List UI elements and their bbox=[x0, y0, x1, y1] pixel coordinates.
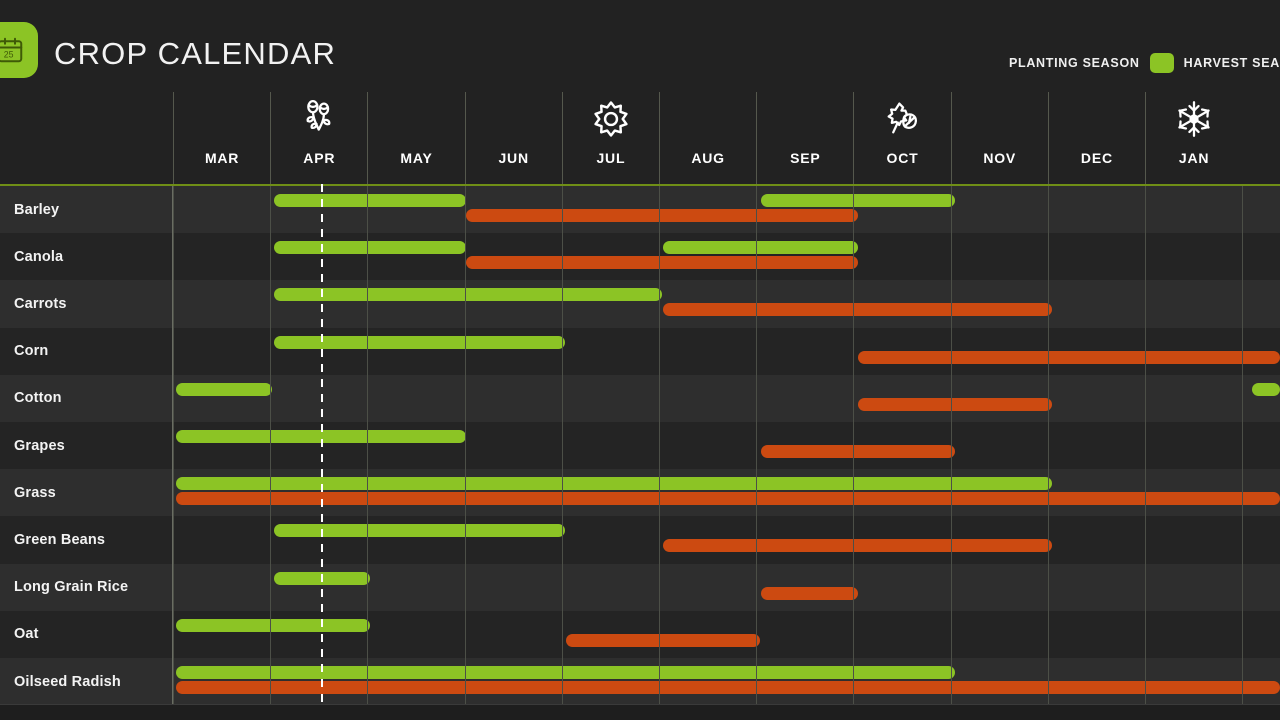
legend-planting-swatch bbox=[1150, 53, 1174, 73]
crop-label: Oat bbox=[14, 611, 39, 658]
month-column-may[interactable]: MAY bbox=[367, 92, 464, 185]
table-row[interactable]: Barley bbox=[0, 186, 1280, 233]
planting-bar[interactable] bbox=[176, 477, 1052, 490]
month-label: APR bbox=[271, 150, 367, 166]
flowers-icon bbox=[271, 98, 367, 140]
today-marker-line bbox=[321, 184, 323, 705]
harvest-bar[interactable] bbox=[176, 492, 1280, 505]
month-column-oct[interactable]: OCT bbox=[853, 92, 950, 185]
svg-text:25: 25 bbox=[4, 50, 14, 60]
harvest-bar[interactable] bbox=[176, 681, 1280, 694]
month-column-jan[interactable]: JAN bbox=[1145, 92, 1242, 185]
table-row[interactable]: Grass bbox=[0, 469, 1280, 516]
leaves-icon bbox=[854, 98, 950, 140]
month-label: AUG bbox=[660, 150, 756, 166]
planting-bar[interactable] bbox=[176, 619, 370, 632]
month-label: MAY bbox=[368, 150, 464, 166]
month-column-mar[interactable]: MAR bbox=[173, 92, 270, 185]
label-separator bbox=[172, 186, 173, 705]
calendar-icon: 25 bbox=[0, 35, 25, 65]
table-row[interactable]: Cotton bbox=[0, 375, 1280, 422]
harvest-bar[interactable] bbox=[761, 587, 858, 600]
crop-label: Grapes bbox=[14, 422, 65, 469]
month-label: OCT bbox=[854, 150, 950, 166]
month-column-dec[interactable]: DEC bbox=[1048, 92, 1145, 185]
footer-strip bbox=[0, 705, 1280, 720]
month-column-nov[interactable]: NOV bbox=[951, 92, 1048, 185]
planting-bar[interactable] bbox=[1252, 383, 1280, 396]
crop-label: Carrots bbox=[14, 280, 67, 327]
legend: PLANTING SEASON HARVEST SEA bbox=[1009, 53, 1280, 73]
month-label: SEP bbox=[757, 150, 853, 166]
month-header-row: MARAPRMAYJUNJULAUGSEPOCTNOVDECJAN bbox=[0, 92, 1280, 185]
table-row[interactable]: Corn bbox=[0, 328, 1280, 375]
crop-label: Long Grain Rice bbox=[14, 564, 128, 611]
crop-label: Grass bbox=[14, 469, 56, 516]
harvest-bar[interactable] bbox=[858, 398, 1052, 411]
table-row[interactable]: Long Grain Rice bbox=[0, 564, 1280, 611]
planting-bar[interactable] bbox=[176, 383, 272, 396]
harvest-bar[interactable] bbox=[466, 209, 858, 222]
harvest-bar[interactable] bbox=[761, 445, 955, 458]
table-row[interactable]: Green Beans bbox=[0, 516, 1280, 563]
month-column-apr[interactable]: APR bbox=[270, 92, 367, 185]
crop-label: Corn bbox=[14, 328, 48, 375]
crop-label: Green Beans bbox=[14, 516, 105, 563]
legend-harvest-label: HARVEST SEA bbox=[1184, 56, 1280, 70]
crop-label: Oilseed Radish bbox=[14, 658, 121, 705]
harvest-bar[interactable] bbox=[566, 634, 760, 647]
harvest-bar[interactable] bbox=[466, 256, 858, 269]
page-title: CROP CALENDAR bbox=[54, 36, 336, 72]
table-row[interactable]: Canola bbox=[0, 233, 1280, 280]
table-row[interactable]: Grapes bbox=[0, 422, 1280, 469]
planting-bar[interactable] bbox=[274, 288, 662, 301]
month-label: MAR bbox=[174, 150, 270, 166]
month-column-jun[interactable]: JUN bbox=[465, 92, 562, 185]
table-row[interactable]: Carrots bbox=[0, 280, 1280, 327]
crop-label: Barley bbox=[14, 186, 59, 233]
harvest-bar[interactable] bbox=[663, 539, 1052, 552]
month-label: JUN bbox=[466, 150, 562, 166]
month-column-jul[interactable]: JUL bbox=[562, 92, 659, 185]
planting-bar[interactable] bbox=[274, 241, 466, 254]
month-label: JUL bbox=[563, 150, 659, 166]
planting-bar[interactable] bbox=[761, 194, 955, 207]
planting-bar[interactable] bbox=[274, 194, 466, 207]
crop-label: Canola bbox=[14, 233, 63, 280]
calendar-body: BarleyCanolaCarrotsCornCottonGrapesGrass… bbox=[0, 186, 1280, 705]
month-column-aug[interactable]: AUG bbox=[659, 92, 756, 185]
header: 25 CROP CALENDAR PLANTING SEASON HARVEST… bbox=[0, 0, 1280, 92]
table-row[interactable]: Oat bbox=[0, 611, 1280, 658]
month-label: DEC bbox=[1049, 150, 1145, 166]
planting-bar[interactable] bbox=[274, 336, 565, 349]
planting-bar[interactable] bbox=[274, 524, 565, 537]
sun-icon bbox=[563, 98, 659, 140]
month-label: JAN bbox=[1146, 150, 1242, 166]
month-column-sep[interactable]: SEP bbox=[756, 92, 853, 185]
table-row[interactable]: Oilseed Radish bbox=[0, 658, 1280, 705]
app-logo[interactable]: 25 bbox=[0, 22, 38, 78]
month-label: NOV bbox=[952, 150, 1048, 166]
crop-label: Cotton bbox=[14, 375, 62, 422]
legend-planting-label: PLANTING SEASON bbox=[1009, 56, 1140, 70]
planting-bar[interactable] bbox=[663, 241, 858, 254]
harvest-bar[interactable] bbox=[858, 351, 1280, 364]
harvest-bar[interactable] bbox=[663, 303, 1052, 316]
snowflake-icon bbox=[1146, 98, 1242, 140]
crop-calendar-app: 25 CROP CALENDAR PLANTING SEASON HARVEST… bbox=[0, 0, 1280, 720]
planting-bar[interactable] bbox=[176, 666, 955, 679]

Exercise description: Please copy out every line of the rows above word for word, and leave the pictures out of your copy.

Result of the exercise:
List UI elements and their bbox=[x0, y0, x1, y1] pixel coordinates.
legend-planting-swatch bbox=[1150, 53, 1174, 73]
crop-label: Oat bbox=[14, 611, 39, 658]
month-column-may[interactable]: MAY bbox=[367, 92, 464, 185]
table-row[interactable]: Barley bbox=[0, 186, 1280, 233]
planting-bar[interactable] bbox=[176, 477, 1052, 490]
month-label: APR bbox=[271, 150, 367, 166]
flowers-icon bbox=[271, 98, 367, 140]
today-marker-line bbox=[321, 184, 323, 705]
harvest-bar[interactable] bbox=[176, 492, 1280, 505]
month-column-oct[interactable]: OCT bbox=[853, 92, 950, 185]
svg-text:25: 25 bbox=[4, 50, 14, 60]
harvest-bar[interactable] bbox=[176, 681, 1280, 694]
month-column-jan[interactable]: JAN bbox=[1145, 92, 1242, 185]
table-row[interactable]: Grass bbox=[0, 469, 1280, 516]
leaves-icon bbox=[854, 98, 950, 140]
month-label: AUG bbox=[660, 150, 756, 166]
planting-bar[interactable] bbox=[176, 619, 370, 632]
month-label: MAY bbox=[368, 150, 464, 166]
month-column-mar[interactable]: MAR bbox=[173, 92, 270, 185]
label-separator bbox=[172, 186, 173, 705]
calendar-icon: 25 bbox=[0, 35, 25, 65]
table-row[interactable]: Cotton bbox=[0, 375, 1280, 422]
harvest-bar[interactable] bbox=[761, 587, 858, 600]
crop-label: Grapes bbox=[14, 422, 65, 469]
month-label: OCT bbox=[854, 150, 950, 166]
month-column-dec[interactable]: DEC bbox=[1048, 92, 1145, 185]
footer-strip bbox=[0, 705, 1280, 720]
month-column-nov[interactable]: NOV bbox=[951, 92, 1048, 185]
planting-bar[interactable] bbox=[1252, 383, 1280, 396]
crop-label: Carrots bbox=[14, 280, 67, 327]
legend: PLANTING SEASON HARVEST SEA bbox=[1009, 53, 1280, 73]
month-label: SEP bbox=[757, 150, 853, 166]
month-header-row: MARAPRMAYJUNJULAUGSEPOCTNOVDECJAN bbox=[0, 92, 1280, 185]
table-row[interactable]: Corn bbox=[0, 328, 1280, 375]
crop-label: Long Grain Rice bbox=[14, 564, 128, 611]
crop-label: Grass bbox=[14, 469, 56, 516]
harvest-bar[interactable] bbox=[858, 398, 1052, 411]
table-row[interactable]: Long Grain Rice bbox=[0, 564, 1280, 611]
planting-bar[interactable] bbox=[176, 383, 272, 396]
harvest-bar[interactable] bbox=[466, 209, 858, 222]
harvest-bar[interactable] bbox=[761, 445, 955, 458]
table-row[interactable]: Green Beans bbox=[0, 516, 1280, 563]
month-column-apr[interactable]: APR bbox=[270, 92, 367, 185]
crop-label: Corn bbox=[14, 328, 48, 375]
crop-label: Green Beans bbox=[14, 516, 105, 563]
legend-harvest-label: HARVEST SEA bbox=[1184, 56, 1280, 70]
crop-label: Oilseed Radish bbox=[14, 658, 121, 705]
harvest-bar[interactable] bbox=[566, 634, 760, 647]
harvest-bar[interactable] bbox=[466, 256, 858, 269]
page-title: CROP CALENDAR bbox=[54, 36, 336, 72]
table-row[interactable]: Canola bbox=[0, 233, 1280, 280]
table-row[interactable]: Grapes bbox=[0, 422, 1280, 469]
planting-bar[interactable] bbox=[274, 288, 662, 301]
month-label: MAR bbox=[174, 150, 270, 166]
month-column-jun[interactable]: JUN bbox=[465, 92, 562, 185]
table-row[interactable]: Carrots bbox=[0, 280, 1280, 327]
crop-label: Barley bbox=[14, 186, 59, 233]
harvest-bar[interactable] bbox=[663, 539, 1052, 552]
month-label: JUN bbox=[466, 150, 562, 166]
month-column-jul[interactable]: JUL bbox=[562, 92, 659, 185]
planting-bar[interactable] bbox=[274, 241, 466, 254]
month-label: JUL bbox=[563, 150, 659, 166]
planting-bar[interactable] bbox=[761, 194, 955, 207]
planting-bar[interactable] bbox=[274, 194, 466, 207]
crop-label: Canola bbox=[14, 233, 63, 280]
calendar-body: BarleyCanolaCarrotsCornCottonGrapesGrass… bbox=[0, 186, 1280, 705]
month-column-aug[interactable]: AUG bbox=[659, 92, 756, 185]
header: 25 CROP CALENDAR PLANTING SEASON HARVEST… bbox=[0, 0, 1280, 92]
table-row[interactable]: Oat bbox=[0, 611, 1280, 658]
month-label: DEC bbox=[1049, 150, 1145, 166]
planting-bar[interactable] bbox=[274, 336, 565, 349]
planting-bar[interactable] bbox=[274, 524, 565, 537]
sun-icon bbox=[563, 98, 659, 140]
month-label: JAN bbox=[1146, 150, 1242, 166]
month-column-sep[interactable]: SEP bbox=[756, 92, 853, 185]
table-row[interactable]: Oilseed Radish bbox=[0, 658, 1280, 705]
app-logo[interactable]: 25 bbox=[0, 22, 38, 78]
month-label: NOV bbox=[952, 150, 1048, 166]
crop-label: Cotton bbox=[14, 375, 62, 422]
legend-planting-label: PLANTING SEASON bbox=[1009, 56, 1140, 70]
planting-bar[interactable] bbox=[663, 241, 858, 254]
harvest-bar[interactable] bbox=[858, 351, 1280, 364]
harvest-bar[interactable] bbox=[663, 303, 1052, 316]
snowflake-icon bbox=[1146, 98, 1242, 140]
crop-calendar-app: 25 CROP CALENDAR PLANTING SEASON HARVEST… bbox=[0, 0, 1280, 720]
planting-bar[interactable] bbox=[176, 666, 955, 679]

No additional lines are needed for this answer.